▸ REQUIRED WORK:
Every line below that contains "الشمالات" is to be copied.

▸ RECORDS SHOWN:
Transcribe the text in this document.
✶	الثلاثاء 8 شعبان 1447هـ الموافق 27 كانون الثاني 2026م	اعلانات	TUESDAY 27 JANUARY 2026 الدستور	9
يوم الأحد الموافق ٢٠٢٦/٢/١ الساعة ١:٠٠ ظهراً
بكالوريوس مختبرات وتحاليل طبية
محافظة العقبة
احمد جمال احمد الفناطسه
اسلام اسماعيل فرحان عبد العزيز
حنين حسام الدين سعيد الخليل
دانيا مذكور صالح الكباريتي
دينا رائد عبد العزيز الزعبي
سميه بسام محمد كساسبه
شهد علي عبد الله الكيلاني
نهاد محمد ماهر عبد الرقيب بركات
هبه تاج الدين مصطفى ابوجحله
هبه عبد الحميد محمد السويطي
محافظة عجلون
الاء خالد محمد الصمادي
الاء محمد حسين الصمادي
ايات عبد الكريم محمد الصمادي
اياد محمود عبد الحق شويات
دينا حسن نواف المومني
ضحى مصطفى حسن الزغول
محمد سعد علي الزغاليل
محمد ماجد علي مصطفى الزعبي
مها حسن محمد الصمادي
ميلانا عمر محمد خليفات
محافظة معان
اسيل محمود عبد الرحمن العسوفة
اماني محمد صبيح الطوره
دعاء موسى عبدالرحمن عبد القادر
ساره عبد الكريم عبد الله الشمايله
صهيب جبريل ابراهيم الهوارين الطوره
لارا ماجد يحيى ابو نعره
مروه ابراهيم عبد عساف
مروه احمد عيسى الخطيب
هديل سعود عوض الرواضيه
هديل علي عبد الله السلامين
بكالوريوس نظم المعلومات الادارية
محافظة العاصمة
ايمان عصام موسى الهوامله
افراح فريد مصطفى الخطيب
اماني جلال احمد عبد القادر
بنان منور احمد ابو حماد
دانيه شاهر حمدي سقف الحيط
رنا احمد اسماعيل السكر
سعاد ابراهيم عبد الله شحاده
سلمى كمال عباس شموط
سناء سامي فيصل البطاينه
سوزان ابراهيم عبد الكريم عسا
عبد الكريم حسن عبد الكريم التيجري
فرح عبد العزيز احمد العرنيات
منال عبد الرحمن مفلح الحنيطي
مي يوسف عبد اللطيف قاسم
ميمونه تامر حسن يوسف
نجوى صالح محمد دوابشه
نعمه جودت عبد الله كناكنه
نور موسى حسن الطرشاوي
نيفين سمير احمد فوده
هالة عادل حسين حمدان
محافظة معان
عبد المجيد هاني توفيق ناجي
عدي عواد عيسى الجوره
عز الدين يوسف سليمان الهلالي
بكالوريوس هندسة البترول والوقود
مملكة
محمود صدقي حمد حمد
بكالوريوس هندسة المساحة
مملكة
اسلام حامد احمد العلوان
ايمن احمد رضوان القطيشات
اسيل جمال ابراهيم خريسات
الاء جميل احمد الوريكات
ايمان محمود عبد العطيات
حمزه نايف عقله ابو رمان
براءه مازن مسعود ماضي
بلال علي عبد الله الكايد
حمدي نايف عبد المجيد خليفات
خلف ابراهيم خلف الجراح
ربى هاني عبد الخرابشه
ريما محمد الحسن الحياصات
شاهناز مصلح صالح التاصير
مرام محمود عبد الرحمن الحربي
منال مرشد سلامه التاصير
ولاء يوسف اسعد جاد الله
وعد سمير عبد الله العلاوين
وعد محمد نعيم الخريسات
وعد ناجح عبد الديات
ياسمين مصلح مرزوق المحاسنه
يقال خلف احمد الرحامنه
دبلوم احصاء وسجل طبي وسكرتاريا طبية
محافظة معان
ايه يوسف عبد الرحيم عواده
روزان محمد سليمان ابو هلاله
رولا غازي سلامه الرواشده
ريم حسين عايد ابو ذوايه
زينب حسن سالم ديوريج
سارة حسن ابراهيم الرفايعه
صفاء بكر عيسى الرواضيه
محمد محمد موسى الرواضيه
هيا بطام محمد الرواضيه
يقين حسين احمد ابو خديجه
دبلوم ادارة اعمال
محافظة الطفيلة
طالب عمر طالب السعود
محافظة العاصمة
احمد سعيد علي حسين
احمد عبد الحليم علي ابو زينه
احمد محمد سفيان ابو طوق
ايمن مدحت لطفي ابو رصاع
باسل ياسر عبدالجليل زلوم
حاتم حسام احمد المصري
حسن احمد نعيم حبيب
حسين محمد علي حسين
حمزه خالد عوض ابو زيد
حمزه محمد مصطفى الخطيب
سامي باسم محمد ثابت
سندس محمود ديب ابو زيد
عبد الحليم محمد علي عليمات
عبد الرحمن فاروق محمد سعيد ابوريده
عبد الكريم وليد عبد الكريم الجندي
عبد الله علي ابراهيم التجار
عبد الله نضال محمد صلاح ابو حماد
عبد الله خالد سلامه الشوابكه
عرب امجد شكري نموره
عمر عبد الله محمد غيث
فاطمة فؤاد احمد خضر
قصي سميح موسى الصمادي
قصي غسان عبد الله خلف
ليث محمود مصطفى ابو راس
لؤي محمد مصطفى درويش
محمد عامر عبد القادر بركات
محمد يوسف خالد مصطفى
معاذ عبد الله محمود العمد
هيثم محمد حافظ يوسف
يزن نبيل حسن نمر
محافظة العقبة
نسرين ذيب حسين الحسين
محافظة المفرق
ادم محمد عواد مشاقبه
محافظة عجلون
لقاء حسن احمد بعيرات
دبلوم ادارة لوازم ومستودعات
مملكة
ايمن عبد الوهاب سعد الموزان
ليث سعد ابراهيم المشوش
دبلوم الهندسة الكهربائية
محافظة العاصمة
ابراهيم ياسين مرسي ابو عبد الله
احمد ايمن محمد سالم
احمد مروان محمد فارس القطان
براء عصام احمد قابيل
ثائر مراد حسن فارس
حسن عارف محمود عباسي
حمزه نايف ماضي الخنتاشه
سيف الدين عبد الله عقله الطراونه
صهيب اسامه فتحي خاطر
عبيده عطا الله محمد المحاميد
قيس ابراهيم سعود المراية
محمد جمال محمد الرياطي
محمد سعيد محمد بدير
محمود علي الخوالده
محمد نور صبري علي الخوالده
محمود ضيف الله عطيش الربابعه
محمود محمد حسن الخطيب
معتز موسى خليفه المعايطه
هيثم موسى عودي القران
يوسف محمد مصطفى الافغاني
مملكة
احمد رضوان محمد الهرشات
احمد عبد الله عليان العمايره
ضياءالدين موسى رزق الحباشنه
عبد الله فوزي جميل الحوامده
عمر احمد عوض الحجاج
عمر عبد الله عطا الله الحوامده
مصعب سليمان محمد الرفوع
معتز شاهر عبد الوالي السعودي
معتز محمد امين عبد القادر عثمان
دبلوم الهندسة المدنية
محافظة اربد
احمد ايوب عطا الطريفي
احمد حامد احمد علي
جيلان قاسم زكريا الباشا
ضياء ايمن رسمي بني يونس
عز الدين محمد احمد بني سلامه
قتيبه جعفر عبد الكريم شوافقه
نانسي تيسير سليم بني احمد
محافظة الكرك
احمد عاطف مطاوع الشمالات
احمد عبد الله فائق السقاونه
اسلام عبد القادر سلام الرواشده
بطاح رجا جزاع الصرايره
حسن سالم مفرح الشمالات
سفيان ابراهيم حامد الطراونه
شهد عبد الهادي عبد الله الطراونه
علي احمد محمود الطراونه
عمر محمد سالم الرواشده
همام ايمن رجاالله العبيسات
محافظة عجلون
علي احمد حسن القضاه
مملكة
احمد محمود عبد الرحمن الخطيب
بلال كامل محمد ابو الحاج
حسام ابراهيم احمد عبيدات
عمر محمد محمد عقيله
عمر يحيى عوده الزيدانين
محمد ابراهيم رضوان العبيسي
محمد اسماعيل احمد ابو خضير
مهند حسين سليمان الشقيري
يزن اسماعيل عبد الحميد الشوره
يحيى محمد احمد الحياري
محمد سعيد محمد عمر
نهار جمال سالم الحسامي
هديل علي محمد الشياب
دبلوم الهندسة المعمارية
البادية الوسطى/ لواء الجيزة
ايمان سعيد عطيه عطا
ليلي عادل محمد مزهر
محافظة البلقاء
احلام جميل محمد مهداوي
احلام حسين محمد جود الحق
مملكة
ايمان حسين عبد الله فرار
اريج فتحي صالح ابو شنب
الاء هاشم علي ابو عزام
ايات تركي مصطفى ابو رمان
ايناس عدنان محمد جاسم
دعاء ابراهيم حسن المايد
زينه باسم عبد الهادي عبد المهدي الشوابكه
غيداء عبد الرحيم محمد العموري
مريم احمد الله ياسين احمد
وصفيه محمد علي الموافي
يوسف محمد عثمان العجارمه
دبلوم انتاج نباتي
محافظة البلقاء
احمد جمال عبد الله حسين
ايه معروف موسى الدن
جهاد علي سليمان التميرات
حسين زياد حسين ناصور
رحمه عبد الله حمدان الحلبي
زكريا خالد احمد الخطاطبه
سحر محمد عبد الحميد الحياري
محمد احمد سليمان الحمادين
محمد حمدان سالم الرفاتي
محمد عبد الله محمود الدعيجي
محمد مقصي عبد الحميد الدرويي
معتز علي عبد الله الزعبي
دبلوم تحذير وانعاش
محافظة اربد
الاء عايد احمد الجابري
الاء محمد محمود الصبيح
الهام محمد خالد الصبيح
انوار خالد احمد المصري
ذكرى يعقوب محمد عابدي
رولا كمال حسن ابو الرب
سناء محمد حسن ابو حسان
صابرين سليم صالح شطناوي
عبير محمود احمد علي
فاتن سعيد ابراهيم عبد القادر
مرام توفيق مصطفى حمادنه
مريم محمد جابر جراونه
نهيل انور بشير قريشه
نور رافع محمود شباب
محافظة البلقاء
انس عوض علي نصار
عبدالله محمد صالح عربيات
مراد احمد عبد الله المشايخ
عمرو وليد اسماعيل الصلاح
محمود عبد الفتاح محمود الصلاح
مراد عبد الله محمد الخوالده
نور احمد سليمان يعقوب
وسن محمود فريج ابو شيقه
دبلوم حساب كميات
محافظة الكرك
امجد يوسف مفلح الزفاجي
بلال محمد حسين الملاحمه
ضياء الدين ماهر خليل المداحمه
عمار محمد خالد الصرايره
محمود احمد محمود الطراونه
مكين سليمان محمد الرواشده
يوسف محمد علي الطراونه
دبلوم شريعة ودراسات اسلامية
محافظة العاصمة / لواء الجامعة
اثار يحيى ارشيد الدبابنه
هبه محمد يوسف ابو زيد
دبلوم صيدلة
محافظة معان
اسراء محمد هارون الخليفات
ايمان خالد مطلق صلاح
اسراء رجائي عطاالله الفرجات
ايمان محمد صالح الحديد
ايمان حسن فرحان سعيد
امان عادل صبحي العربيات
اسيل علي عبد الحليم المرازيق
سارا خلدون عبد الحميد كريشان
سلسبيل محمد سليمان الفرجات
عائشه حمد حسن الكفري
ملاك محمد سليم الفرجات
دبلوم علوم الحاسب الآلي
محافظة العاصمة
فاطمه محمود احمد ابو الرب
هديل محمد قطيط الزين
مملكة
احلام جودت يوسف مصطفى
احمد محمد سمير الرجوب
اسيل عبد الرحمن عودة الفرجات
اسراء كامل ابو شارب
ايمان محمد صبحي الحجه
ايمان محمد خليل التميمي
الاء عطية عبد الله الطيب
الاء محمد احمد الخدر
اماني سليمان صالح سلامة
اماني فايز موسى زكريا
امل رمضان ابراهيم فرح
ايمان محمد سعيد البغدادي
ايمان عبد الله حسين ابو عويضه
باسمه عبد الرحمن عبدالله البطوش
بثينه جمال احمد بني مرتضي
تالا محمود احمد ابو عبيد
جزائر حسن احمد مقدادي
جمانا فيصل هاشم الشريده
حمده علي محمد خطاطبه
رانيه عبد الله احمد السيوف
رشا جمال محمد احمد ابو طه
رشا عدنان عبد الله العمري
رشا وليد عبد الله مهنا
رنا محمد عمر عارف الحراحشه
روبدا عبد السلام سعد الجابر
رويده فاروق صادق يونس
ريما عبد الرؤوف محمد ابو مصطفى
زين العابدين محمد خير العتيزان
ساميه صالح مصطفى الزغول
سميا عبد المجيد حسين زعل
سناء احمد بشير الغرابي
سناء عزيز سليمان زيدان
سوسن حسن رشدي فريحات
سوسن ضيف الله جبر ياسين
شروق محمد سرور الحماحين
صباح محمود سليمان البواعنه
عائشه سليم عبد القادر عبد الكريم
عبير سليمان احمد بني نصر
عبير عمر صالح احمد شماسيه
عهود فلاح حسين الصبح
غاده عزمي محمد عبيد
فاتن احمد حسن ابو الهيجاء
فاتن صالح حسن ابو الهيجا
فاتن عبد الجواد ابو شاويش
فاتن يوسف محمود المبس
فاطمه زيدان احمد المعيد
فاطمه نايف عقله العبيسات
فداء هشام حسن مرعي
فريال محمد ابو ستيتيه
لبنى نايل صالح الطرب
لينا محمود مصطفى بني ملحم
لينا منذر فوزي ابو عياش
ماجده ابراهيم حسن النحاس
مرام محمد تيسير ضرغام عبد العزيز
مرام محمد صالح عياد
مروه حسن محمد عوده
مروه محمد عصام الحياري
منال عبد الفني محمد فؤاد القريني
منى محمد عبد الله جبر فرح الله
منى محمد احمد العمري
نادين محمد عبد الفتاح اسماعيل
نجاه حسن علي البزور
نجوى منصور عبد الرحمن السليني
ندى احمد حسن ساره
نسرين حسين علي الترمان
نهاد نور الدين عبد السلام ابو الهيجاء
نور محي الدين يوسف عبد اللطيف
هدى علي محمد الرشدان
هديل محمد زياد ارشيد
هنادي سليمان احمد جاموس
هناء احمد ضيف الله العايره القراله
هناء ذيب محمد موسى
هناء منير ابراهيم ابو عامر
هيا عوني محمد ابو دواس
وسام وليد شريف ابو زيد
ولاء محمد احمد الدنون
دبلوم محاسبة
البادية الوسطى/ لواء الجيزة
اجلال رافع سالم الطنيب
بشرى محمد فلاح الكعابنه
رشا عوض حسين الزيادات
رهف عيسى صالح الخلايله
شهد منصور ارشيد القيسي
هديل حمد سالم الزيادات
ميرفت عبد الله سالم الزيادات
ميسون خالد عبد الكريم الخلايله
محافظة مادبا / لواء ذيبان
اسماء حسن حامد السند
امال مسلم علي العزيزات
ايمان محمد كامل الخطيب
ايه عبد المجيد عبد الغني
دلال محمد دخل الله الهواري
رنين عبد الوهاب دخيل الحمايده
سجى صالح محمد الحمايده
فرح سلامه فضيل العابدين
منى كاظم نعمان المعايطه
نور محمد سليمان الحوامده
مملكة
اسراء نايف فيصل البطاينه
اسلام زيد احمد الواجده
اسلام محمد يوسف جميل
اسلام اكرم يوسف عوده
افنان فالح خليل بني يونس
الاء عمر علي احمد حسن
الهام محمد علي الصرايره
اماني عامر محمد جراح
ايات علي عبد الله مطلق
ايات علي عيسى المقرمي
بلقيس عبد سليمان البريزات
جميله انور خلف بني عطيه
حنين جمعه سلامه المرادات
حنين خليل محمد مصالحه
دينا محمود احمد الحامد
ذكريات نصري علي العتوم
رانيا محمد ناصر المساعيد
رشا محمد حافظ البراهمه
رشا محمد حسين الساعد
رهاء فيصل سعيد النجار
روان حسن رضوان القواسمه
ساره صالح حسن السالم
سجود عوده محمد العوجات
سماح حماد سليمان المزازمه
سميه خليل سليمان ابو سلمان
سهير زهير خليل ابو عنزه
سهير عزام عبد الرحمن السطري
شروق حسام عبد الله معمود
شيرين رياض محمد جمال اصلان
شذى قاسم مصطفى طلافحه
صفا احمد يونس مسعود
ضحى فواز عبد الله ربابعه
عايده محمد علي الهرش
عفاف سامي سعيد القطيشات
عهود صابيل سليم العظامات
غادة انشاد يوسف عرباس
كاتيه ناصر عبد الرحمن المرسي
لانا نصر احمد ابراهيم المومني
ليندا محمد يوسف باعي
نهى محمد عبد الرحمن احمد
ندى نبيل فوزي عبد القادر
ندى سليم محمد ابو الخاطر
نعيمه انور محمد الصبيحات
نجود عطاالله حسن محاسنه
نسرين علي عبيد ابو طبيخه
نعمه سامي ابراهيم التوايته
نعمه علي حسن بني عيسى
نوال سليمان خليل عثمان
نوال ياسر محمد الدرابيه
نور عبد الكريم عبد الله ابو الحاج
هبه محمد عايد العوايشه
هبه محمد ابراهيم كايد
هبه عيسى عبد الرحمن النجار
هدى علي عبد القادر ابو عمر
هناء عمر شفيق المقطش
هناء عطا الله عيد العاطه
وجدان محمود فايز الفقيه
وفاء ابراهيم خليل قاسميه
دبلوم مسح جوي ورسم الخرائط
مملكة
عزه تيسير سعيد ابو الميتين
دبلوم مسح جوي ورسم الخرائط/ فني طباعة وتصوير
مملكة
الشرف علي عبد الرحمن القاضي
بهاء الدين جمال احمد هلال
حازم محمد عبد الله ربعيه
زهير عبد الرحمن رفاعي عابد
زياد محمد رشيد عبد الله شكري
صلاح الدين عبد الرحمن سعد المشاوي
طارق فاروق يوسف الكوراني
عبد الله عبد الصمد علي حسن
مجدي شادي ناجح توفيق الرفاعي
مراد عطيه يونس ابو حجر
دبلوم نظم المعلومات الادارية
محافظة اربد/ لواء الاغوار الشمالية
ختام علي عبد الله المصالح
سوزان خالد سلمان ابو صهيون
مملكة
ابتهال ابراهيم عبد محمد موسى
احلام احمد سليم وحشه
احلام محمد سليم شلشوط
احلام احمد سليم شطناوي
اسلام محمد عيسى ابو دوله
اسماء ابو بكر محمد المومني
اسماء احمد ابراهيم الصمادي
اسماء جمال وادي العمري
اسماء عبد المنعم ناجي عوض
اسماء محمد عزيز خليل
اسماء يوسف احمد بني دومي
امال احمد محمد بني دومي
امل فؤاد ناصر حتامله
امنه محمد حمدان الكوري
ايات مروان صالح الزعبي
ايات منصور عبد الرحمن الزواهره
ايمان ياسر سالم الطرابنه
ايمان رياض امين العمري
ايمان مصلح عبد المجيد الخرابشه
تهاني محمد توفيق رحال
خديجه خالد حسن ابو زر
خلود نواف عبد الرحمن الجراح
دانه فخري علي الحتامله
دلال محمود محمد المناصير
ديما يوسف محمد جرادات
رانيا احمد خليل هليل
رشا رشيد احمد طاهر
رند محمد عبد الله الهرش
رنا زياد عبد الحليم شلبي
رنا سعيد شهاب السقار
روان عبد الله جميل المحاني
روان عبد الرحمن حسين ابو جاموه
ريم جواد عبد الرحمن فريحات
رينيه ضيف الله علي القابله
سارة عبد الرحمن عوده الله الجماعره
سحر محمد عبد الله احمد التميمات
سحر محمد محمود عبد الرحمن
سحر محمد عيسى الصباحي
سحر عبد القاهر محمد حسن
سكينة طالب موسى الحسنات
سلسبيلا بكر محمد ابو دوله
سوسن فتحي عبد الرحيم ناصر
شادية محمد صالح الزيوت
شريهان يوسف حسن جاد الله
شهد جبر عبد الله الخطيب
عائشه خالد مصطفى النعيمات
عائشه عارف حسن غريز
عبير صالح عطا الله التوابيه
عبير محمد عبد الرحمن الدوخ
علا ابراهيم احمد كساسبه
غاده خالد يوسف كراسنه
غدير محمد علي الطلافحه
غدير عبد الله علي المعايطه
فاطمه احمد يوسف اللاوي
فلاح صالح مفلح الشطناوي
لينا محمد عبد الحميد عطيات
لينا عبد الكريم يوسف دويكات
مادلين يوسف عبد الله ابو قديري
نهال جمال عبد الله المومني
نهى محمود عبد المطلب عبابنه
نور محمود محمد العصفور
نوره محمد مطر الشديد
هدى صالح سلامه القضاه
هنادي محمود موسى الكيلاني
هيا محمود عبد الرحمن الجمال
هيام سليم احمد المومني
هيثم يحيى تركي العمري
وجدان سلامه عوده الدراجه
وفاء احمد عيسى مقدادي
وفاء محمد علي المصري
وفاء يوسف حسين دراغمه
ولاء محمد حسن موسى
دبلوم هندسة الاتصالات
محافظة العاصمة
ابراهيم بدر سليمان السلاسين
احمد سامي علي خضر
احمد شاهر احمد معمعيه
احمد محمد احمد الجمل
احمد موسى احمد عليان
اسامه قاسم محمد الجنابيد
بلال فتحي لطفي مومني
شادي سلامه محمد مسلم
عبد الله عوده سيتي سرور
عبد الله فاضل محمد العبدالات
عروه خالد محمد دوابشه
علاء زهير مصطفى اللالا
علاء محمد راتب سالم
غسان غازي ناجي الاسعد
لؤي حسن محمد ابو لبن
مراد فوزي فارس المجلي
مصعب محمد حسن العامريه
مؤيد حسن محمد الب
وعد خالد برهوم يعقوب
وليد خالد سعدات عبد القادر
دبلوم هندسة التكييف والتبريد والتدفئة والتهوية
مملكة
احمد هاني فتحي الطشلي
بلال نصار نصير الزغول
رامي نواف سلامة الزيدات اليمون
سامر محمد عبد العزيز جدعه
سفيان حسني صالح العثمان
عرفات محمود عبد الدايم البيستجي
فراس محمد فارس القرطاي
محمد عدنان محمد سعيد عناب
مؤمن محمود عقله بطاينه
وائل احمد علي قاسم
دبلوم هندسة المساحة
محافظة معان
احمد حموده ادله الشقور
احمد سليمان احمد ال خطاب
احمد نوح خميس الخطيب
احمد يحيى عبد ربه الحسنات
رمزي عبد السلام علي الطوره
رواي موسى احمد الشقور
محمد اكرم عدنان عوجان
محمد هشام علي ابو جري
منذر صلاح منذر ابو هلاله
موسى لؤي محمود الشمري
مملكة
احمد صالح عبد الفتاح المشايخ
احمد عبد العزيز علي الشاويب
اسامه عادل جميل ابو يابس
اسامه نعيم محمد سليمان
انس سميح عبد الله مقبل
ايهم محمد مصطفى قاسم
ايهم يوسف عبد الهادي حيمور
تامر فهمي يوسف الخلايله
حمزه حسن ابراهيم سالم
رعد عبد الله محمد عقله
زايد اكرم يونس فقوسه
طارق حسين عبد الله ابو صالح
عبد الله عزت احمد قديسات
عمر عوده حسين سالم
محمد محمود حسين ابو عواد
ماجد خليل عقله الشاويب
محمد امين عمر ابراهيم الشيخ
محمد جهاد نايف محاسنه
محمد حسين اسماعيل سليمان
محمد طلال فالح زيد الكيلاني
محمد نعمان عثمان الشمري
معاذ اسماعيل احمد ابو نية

▸ ANSWER TO THIS PROBLEM:
احمد عاطف مطاوع الشمالات
حسن سالم مفرح الشمالات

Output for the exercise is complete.